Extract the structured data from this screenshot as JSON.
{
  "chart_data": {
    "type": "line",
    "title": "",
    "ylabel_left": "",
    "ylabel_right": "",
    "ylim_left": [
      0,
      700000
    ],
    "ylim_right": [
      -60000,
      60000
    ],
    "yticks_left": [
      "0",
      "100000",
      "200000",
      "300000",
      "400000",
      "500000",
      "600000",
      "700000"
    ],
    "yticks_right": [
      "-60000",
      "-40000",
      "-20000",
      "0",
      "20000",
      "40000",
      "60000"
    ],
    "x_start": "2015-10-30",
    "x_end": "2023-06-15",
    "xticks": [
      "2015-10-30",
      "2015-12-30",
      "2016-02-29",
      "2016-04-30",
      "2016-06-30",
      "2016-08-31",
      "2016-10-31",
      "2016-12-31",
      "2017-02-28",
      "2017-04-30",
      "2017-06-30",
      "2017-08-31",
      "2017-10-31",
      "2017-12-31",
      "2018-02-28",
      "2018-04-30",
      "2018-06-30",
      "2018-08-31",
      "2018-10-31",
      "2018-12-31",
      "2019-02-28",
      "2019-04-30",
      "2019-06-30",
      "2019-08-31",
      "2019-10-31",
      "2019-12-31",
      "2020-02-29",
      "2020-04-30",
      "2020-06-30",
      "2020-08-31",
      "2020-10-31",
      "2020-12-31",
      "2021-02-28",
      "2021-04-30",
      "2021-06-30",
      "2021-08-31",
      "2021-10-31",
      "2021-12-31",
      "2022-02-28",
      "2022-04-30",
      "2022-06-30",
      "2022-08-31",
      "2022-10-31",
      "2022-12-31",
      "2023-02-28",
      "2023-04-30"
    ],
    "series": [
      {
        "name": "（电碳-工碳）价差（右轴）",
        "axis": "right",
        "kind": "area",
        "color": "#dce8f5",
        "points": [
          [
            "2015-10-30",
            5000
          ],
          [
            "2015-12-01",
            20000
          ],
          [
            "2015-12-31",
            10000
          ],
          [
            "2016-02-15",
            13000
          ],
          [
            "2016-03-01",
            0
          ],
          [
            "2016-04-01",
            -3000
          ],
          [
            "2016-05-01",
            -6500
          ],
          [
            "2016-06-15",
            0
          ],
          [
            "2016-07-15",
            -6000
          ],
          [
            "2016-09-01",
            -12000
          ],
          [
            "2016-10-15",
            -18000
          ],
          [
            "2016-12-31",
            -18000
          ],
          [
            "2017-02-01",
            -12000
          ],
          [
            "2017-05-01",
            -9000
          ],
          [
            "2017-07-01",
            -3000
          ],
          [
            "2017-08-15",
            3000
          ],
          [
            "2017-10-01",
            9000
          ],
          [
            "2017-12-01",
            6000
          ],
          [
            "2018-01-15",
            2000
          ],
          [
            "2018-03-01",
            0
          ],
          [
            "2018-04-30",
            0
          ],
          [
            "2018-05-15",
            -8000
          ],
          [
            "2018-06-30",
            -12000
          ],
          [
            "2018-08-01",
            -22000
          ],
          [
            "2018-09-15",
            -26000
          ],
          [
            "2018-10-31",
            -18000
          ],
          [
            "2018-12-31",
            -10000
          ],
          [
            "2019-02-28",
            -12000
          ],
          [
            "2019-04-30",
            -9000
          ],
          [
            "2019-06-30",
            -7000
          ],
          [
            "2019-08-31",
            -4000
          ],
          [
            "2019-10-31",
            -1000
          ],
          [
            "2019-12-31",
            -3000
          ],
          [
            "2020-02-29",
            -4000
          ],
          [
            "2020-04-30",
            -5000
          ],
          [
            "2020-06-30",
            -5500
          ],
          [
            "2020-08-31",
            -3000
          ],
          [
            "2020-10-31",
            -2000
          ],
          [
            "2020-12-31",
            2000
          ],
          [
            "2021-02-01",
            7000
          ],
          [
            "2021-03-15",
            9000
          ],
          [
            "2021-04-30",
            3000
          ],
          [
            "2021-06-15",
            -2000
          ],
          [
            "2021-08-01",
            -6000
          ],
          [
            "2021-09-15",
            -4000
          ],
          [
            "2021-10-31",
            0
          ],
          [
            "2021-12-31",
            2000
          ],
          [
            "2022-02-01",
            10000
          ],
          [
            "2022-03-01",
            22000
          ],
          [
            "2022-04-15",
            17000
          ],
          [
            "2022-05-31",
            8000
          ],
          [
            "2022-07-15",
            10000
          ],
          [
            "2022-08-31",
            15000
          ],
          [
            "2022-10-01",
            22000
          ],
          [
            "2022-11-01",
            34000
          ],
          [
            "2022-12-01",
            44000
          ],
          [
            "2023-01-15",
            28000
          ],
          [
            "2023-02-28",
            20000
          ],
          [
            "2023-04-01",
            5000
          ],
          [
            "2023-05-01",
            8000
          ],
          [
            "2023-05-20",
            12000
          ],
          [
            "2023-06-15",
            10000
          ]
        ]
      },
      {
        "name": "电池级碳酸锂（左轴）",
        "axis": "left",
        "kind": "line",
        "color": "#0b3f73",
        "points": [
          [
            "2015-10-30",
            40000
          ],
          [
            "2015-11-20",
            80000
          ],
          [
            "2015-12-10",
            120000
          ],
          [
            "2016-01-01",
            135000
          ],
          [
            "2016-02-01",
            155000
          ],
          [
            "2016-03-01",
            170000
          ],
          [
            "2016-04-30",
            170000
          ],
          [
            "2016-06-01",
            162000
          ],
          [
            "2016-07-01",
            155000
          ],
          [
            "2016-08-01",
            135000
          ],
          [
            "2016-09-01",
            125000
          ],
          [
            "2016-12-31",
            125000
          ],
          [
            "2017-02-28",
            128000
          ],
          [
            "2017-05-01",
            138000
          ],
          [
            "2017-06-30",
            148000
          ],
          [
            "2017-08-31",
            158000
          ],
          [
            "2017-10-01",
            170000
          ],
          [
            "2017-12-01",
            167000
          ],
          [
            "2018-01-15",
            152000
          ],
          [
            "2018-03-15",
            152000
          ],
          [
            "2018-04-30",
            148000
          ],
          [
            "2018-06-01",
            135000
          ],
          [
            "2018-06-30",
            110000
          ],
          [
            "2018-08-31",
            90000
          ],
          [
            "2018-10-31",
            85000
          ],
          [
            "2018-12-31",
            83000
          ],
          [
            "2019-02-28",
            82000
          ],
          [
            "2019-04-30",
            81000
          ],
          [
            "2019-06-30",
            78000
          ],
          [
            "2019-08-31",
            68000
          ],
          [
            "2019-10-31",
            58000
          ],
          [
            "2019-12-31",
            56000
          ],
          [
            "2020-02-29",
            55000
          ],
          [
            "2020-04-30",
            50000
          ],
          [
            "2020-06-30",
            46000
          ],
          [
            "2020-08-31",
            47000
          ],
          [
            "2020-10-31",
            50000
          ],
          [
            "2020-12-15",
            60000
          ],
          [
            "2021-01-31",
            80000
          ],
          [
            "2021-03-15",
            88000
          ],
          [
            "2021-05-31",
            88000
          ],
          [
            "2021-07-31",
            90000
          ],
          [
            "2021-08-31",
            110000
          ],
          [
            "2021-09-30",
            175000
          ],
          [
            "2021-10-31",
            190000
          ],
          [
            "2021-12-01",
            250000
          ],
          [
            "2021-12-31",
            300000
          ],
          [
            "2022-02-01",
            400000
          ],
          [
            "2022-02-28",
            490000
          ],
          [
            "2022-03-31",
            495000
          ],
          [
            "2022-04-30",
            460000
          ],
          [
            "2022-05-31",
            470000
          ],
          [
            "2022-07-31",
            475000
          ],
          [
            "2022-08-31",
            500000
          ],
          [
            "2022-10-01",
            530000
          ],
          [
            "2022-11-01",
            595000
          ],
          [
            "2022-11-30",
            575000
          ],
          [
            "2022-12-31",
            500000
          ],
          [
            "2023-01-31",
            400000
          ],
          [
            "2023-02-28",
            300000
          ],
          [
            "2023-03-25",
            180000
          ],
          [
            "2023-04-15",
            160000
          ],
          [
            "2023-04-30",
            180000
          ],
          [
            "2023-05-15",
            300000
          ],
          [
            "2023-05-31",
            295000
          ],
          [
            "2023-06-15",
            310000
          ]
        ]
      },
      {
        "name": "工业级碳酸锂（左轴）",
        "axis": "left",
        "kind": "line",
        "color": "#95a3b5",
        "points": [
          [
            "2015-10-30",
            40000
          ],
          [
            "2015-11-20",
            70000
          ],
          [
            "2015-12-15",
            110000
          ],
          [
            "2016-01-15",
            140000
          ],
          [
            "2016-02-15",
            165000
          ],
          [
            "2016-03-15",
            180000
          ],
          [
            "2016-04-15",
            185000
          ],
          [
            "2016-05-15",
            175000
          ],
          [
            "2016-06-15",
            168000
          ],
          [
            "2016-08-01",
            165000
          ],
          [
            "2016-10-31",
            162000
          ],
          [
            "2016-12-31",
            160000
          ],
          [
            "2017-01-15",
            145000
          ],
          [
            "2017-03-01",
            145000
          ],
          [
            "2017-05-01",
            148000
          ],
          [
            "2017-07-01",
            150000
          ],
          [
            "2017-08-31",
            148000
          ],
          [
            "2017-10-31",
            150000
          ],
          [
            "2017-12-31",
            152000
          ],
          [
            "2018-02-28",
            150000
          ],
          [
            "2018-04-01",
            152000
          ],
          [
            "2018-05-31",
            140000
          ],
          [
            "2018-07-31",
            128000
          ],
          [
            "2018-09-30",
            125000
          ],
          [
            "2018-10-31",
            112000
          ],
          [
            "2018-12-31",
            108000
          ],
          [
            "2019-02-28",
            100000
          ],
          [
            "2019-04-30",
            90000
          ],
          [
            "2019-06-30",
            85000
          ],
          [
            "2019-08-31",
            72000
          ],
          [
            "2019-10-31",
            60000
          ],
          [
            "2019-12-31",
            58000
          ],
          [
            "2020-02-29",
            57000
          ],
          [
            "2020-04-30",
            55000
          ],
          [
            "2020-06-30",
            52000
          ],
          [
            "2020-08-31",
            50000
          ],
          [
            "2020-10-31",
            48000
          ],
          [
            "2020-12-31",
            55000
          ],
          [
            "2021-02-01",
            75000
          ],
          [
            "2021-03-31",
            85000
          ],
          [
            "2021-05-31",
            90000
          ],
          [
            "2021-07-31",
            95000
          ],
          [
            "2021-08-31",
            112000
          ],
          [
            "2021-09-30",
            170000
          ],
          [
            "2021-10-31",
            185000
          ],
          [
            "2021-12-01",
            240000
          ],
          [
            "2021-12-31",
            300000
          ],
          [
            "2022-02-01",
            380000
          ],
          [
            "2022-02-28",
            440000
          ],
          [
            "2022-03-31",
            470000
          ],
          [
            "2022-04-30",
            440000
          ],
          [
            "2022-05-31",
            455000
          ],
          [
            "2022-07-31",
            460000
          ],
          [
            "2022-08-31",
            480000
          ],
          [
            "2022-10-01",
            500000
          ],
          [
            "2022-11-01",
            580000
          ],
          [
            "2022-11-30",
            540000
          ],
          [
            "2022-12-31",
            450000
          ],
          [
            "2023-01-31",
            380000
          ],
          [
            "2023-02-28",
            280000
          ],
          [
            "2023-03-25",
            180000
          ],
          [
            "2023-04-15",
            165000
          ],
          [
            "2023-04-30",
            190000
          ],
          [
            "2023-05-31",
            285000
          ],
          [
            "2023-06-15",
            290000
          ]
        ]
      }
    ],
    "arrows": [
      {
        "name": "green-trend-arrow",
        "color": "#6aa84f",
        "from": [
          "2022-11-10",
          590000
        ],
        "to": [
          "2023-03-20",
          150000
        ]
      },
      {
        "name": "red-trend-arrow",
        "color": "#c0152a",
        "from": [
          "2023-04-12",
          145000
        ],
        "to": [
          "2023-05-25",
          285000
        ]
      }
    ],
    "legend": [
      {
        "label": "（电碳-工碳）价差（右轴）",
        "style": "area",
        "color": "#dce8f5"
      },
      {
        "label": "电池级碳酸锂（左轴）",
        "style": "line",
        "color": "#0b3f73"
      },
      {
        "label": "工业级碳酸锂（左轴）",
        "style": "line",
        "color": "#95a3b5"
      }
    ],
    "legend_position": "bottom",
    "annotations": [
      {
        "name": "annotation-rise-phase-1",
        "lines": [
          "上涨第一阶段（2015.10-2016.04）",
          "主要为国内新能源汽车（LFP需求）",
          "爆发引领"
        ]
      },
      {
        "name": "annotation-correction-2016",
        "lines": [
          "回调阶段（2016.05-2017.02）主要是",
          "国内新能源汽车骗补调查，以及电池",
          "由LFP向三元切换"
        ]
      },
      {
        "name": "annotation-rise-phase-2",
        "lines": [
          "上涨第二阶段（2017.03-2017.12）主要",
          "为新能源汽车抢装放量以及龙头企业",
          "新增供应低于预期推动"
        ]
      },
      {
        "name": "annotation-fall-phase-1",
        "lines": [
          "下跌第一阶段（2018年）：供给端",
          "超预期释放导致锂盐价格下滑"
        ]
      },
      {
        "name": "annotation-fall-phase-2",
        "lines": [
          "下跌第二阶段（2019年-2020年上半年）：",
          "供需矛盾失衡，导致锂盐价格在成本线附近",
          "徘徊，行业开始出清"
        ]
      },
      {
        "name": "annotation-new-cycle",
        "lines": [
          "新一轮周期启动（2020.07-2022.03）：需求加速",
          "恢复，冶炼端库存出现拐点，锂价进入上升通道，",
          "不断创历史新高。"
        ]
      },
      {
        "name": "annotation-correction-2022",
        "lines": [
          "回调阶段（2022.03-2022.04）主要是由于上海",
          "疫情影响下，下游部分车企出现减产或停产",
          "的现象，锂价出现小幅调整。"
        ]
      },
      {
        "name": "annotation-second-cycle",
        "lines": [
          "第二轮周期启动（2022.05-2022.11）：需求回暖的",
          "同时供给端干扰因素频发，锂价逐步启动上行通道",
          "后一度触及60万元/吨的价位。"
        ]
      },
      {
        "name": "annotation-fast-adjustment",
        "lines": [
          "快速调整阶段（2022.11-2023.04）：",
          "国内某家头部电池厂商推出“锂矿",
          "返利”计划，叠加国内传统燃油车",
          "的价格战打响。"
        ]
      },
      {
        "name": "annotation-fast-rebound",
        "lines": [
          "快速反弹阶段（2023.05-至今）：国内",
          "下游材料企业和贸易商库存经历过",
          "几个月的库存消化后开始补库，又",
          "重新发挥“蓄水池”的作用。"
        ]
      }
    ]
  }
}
▬▬▬▬▬▬▬▬▬▬
### Direction
Across the entries, how many lines contain "correction"? Reply with the number only.

### Worked solution
2